- [REQUEST]:
Each line in the entries below that holds the string "xcworkspace" is to be listed.

[Stored records]
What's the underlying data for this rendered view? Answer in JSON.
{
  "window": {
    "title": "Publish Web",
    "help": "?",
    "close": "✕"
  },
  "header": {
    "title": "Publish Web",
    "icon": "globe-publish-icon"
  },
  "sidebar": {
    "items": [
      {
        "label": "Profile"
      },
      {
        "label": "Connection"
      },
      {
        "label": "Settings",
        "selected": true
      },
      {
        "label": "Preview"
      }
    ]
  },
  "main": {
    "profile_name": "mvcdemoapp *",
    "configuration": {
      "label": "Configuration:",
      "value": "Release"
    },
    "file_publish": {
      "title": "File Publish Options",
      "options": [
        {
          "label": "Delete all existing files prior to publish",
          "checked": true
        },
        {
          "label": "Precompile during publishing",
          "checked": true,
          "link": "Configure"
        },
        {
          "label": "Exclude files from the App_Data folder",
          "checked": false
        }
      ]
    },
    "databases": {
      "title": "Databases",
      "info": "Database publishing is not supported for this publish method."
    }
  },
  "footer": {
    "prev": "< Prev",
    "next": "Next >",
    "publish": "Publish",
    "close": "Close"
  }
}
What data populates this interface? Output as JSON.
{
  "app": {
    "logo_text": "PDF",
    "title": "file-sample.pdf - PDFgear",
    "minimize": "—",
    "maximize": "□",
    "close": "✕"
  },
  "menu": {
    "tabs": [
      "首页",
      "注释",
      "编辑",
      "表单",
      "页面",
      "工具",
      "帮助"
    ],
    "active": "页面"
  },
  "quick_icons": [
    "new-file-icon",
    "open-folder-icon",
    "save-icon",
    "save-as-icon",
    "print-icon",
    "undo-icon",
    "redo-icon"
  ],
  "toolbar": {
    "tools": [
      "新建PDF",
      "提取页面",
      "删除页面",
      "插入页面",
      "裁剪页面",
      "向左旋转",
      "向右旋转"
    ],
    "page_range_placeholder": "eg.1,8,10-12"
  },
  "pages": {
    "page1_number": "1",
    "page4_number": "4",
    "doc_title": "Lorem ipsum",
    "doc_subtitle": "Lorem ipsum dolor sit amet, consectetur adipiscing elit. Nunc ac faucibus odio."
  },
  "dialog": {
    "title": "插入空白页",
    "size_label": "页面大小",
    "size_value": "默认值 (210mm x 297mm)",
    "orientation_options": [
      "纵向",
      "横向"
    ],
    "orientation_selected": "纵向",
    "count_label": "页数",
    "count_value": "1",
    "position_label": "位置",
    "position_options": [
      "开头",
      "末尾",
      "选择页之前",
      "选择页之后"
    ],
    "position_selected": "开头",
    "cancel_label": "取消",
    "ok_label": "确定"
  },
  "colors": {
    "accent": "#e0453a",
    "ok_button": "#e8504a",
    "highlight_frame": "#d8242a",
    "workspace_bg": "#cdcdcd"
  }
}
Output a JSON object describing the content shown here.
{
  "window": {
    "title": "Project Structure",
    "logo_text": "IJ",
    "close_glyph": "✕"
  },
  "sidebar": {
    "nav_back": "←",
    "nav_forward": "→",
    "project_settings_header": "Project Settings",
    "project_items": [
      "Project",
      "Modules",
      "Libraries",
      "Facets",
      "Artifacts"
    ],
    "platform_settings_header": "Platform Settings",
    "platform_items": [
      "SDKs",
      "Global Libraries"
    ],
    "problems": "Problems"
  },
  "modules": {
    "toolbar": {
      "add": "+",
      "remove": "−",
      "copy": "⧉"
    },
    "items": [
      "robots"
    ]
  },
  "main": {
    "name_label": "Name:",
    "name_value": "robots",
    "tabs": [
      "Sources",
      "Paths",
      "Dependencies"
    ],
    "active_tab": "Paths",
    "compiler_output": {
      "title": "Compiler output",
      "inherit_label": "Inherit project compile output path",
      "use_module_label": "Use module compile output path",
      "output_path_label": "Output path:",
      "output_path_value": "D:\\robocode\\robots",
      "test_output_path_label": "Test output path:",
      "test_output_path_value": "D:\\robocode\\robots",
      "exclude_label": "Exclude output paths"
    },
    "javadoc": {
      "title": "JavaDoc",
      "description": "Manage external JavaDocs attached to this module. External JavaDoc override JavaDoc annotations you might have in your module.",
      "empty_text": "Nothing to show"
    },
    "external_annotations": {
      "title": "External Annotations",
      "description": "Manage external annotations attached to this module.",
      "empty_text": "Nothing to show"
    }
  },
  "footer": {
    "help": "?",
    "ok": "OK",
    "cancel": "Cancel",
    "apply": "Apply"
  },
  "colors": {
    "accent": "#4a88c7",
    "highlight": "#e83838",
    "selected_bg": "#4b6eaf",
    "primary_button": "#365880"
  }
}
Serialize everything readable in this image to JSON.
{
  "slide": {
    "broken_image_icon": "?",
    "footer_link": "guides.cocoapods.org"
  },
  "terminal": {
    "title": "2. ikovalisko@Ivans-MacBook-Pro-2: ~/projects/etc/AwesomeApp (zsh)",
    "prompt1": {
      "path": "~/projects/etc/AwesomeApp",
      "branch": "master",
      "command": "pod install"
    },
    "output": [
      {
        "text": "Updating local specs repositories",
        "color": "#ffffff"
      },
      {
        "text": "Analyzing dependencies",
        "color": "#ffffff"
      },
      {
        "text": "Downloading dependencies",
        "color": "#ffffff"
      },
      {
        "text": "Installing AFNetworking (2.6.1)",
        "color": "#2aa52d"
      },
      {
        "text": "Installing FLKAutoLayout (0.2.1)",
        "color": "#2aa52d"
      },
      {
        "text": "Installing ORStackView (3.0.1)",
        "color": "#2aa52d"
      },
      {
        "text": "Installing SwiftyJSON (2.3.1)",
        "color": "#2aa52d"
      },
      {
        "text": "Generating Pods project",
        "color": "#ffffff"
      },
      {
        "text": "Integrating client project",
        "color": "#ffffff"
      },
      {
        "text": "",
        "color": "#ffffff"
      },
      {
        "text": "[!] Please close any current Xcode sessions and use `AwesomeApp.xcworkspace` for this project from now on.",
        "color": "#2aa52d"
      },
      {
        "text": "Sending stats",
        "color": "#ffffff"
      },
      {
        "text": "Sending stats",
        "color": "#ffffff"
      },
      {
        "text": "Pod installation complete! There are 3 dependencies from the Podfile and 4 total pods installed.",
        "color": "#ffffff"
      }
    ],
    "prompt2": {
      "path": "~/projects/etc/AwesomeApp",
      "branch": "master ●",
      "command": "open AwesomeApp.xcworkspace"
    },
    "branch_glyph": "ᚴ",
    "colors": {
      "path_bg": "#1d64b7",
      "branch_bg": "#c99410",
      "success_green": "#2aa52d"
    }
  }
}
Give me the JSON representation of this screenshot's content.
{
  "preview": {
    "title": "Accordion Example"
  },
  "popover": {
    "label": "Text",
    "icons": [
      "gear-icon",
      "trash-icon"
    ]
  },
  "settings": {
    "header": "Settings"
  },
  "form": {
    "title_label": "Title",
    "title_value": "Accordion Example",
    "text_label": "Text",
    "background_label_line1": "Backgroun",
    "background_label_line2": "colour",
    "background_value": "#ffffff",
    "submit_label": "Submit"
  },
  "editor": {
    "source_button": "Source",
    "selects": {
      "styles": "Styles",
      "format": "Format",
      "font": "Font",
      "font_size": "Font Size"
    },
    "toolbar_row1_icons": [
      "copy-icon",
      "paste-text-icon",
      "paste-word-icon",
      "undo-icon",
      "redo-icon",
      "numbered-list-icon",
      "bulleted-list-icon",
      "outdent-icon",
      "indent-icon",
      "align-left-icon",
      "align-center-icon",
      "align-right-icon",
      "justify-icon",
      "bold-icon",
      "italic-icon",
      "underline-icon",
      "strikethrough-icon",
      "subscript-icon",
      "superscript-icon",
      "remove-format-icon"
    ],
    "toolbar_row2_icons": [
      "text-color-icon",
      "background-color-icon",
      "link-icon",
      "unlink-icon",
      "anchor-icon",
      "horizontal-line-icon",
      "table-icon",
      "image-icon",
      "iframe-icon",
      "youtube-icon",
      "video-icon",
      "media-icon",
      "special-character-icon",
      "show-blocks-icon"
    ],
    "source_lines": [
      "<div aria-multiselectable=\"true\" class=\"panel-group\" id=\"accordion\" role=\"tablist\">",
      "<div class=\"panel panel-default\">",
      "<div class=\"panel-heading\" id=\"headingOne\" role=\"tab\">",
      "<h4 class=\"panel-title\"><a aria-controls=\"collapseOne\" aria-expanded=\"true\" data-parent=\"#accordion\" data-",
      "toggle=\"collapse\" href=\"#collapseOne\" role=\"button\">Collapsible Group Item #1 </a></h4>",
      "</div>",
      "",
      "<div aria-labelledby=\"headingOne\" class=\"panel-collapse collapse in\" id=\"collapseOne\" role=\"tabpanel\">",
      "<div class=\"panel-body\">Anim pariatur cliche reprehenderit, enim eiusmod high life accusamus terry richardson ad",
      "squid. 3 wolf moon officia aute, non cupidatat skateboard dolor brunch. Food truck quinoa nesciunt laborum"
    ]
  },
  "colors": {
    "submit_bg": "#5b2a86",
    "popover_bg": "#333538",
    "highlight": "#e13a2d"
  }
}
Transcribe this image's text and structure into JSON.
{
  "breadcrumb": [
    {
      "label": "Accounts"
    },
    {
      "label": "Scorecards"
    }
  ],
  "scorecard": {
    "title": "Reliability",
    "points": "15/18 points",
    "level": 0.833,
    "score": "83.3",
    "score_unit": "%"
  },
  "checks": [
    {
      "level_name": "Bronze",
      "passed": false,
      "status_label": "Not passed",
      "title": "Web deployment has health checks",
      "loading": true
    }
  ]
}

- [RESPONSE TO THE TASK]:
        "text": "[!] Please close any current Xcode sessions and use `AwesomeApp.xcworkspace` for this project from now on.",
      "command": "open AwesomeApp.xcworkspace"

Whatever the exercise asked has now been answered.